**DIRECTIONS:**
1. Translate this sentence from the RNA Mango biosensor text into Spanish: "Therefore, the glucose biosensor would not work as designed."
2. Rewrite the RNA Mango biosensor text from "Discussion and Next" to "our current abilities.", putting "target molecule" in place of "ligand".

**PROVIDED TEXT:**
******

          Again all biosensors are fluorescent indicating that the RNA Mango fluorophore is folding correctly and fluorescing when excited. However, no change in fluorescence is observed for either the glucose (figure 2A) or theophylline (figure 2B) biosensors when their respective ligands are included in the reaction mixture. Confusingly, there is an increase in fluorescence when glucose is added to the glucose scramble biosensor (figure 2C).





    3.RNA Refolded in Presence of Ligand Only

          All three biosensors were unfolded by heating to 95°C. Ligand was then added to the reaction mixture to a final concentration of 20 µM and the RNA was allowed to cool to room temperature. TOI dye was added to the reaction mixture just prior to fluorescence measurements (figure 3).

          Interestingly, the glucose biosensor fluorescence increases when glucose is present, almost a two-fold increase compared with the no glucose mixture (figure 3A). The theophylline biosensor however only appears to have a slight increase in fluorescence when ligand was included during the refolding step (figure 3B). The glucose scramble control biosensor, again shows a fluorescent increase in the presence of ligand (figure 3C).





    Discussion and Next Steps

          Unfortunately, we are not able to ascertain a clear conclusion on whether the RNA Mango biosensor is a good indicator of binding for small molecules to their respective aptamers. It appears that RNA refolding in the presence and absence of both TOI dye and ligand greatly impacts the usefulness of the biosensor.
          To validate the proposed RNA Mango biosensor, additional experiments should be completed using the small molecule biosensors to measure the level of ligand binding. This could potentially be done using SELEX, surface plasmon resonance (SPR), isothermal titration calorimetry (ITC), fluorescence polarization/anisotropy (FA/FP), or capillary electrophoresis (CE) (Ruscito & DeRosa, 2016), which is beyond the scope of our current abilities.

          Additionally, the free energy of the different RNA aptamers could be calculated to determine the general stability of different biosensors using modeling software (Modelling). This would allow us to hypothesize that if the free energy of the RNA structure is lower for the biosensor without ligand, then switching to the ligand-binding conformation would not be thermodynamically favourable.

          Following discussions with diabetes experts, it was decided to design an insulin biosensor instead of a glucose biosensor for our final product. This was suggested as the final sa-RNA construct will be inside cells in order to access the transcription and translation machinery but the glucose that the aptamer was supposed to detect would be extracellular in the bloodstream. Therefore, the glucose biosensor would not work as designed. Using an insulin biosensor would still allow for control of our insulin gene expression and use a feedback loop that would detect intracellular insulin levels. This biosensor will need to be tested in vitro as well.
******
**PROVIDED RECORDS:**
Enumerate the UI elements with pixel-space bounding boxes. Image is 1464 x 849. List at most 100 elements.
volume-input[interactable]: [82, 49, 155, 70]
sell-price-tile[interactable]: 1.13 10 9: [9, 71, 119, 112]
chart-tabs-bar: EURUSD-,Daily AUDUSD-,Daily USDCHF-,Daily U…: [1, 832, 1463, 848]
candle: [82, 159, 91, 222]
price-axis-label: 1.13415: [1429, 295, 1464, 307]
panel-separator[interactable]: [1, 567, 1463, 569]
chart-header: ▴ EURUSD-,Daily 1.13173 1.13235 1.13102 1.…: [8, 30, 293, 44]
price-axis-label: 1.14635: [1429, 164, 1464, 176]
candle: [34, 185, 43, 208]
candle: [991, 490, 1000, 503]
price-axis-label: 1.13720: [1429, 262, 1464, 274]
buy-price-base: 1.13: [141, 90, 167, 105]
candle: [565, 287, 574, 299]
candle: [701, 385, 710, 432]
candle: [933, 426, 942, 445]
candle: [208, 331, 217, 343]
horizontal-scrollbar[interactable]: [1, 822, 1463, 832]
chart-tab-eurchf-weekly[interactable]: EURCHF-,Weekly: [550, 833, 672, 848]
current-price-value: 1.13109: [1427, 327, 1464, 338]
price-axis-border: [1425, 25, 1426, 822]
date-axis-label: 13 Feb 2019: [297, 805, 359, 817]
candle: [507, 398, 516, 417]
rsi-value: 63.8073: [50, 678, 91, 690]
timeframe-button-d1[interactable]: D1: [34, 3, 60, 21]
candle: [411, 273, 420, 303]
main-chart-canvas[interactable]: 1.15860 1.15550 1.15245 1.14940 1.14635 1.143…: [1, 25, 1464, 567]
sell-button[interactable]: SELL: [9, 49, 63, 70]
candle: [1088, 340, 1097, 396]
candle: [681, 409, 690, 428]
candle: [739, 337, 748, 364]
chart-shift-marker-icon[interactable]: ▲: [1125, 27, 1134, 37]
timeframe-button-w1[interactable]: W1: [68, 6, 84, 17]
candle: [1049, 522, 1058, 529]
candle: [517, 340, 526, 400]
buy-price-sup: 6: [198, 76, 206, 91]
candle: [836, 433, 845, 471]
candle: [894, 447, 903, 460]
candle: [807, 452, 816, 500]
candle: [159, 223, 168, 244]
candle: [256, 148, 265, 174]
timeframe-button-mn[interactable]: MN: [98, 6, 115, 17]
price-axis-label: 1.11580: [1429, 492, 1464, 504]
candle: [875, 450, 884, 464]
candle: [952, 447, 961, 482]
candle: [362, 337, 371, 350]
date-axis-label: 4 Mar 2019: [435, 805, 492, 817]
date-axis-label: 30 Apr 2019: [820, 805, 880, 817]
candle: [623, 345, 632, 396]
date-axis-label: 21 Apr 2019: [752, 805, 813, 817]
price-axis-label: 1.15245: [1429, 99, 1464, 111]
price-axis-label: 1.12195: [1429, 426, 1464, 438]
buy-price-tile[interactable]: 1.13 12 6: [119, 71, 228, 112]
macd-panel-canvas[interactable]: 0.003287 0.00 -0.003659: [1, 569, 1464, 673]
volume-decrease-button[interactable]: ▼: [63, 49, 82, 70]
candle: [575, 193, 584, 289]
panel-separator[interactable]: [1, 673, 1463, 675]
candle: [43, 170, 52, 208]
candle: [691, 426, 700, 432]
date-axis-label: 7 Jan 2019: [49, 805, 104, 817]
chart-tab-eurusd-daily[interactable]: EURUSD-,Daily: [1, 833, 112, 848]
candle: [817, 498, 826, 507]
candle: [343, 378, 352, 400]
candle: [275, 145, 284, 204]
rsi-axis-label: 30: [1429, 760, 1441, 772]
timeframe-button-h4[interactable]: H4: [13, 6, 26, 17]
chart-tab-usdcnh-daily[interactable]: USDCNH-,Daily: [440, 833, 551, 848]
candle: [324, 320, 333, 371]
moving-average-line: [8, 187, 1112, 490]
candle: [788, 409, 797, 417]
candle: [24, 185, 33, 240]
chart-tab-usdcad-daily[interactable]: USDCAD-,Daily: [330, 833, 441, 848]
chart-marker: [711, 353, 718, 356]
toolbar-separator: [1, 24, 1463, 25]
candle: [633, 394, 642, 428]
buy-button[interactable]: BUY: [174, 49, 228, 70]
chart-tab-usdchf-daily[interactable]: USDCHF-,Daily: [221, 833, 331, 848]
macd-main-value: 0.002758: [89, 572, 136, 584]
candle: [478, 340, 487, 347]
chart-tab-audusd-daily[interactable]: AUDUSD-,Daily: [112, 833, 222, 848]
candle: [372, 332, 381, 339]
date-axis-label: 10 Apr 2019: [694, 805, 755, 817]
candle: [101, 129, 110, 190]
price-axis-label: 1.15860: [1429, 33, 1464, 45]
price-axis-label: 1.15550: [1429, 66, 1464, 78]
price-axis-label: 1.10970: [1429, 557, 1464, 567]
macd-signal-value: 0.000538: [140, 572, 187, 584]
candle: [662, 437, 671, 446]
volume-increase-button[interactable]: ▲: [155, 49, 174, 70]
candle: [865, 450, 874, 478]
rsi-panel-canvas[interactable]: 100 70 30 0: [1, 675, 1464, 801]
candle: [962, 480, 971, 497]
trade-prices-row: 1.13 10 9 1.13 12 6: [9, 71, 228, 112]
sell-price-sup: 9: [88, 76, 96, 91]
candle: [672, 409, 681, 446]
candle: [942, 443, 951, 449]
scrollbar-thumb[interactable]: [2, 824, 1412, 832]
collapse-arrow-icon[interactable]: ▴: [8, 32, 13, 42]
******
**RESPONSES TO THE TASKS:**
1. Por lo tanto, el biosensor de glucosa no funcionaría como fue diseñado.

2.
Discussion and Next Steps

          Unfortunately, we are not able to ascertain a clear conclusion on whether the RNA Mango biosensor is a good indicator of binding for small molecules to their respective aptamers. It appears that RNA refolding in the presence and absence of both TOI dye and target molecule greatly impacts the usefulness of the biosensor.
          To validate the proposed RNA Mango biosensor, additional experiments should be completed using the small molecule biosensors to measure the level of target molecule binding. This could potentially be done using SELEX, surface plasmon resonance (SPR), isothermal titration calorimetry (ITC), fluorescence polarization/anisotropy (FA/FP), or capillary electrophoresis (CE) (Ruscito & DeRosa, 2016), which is beyond the scope of our current abilities.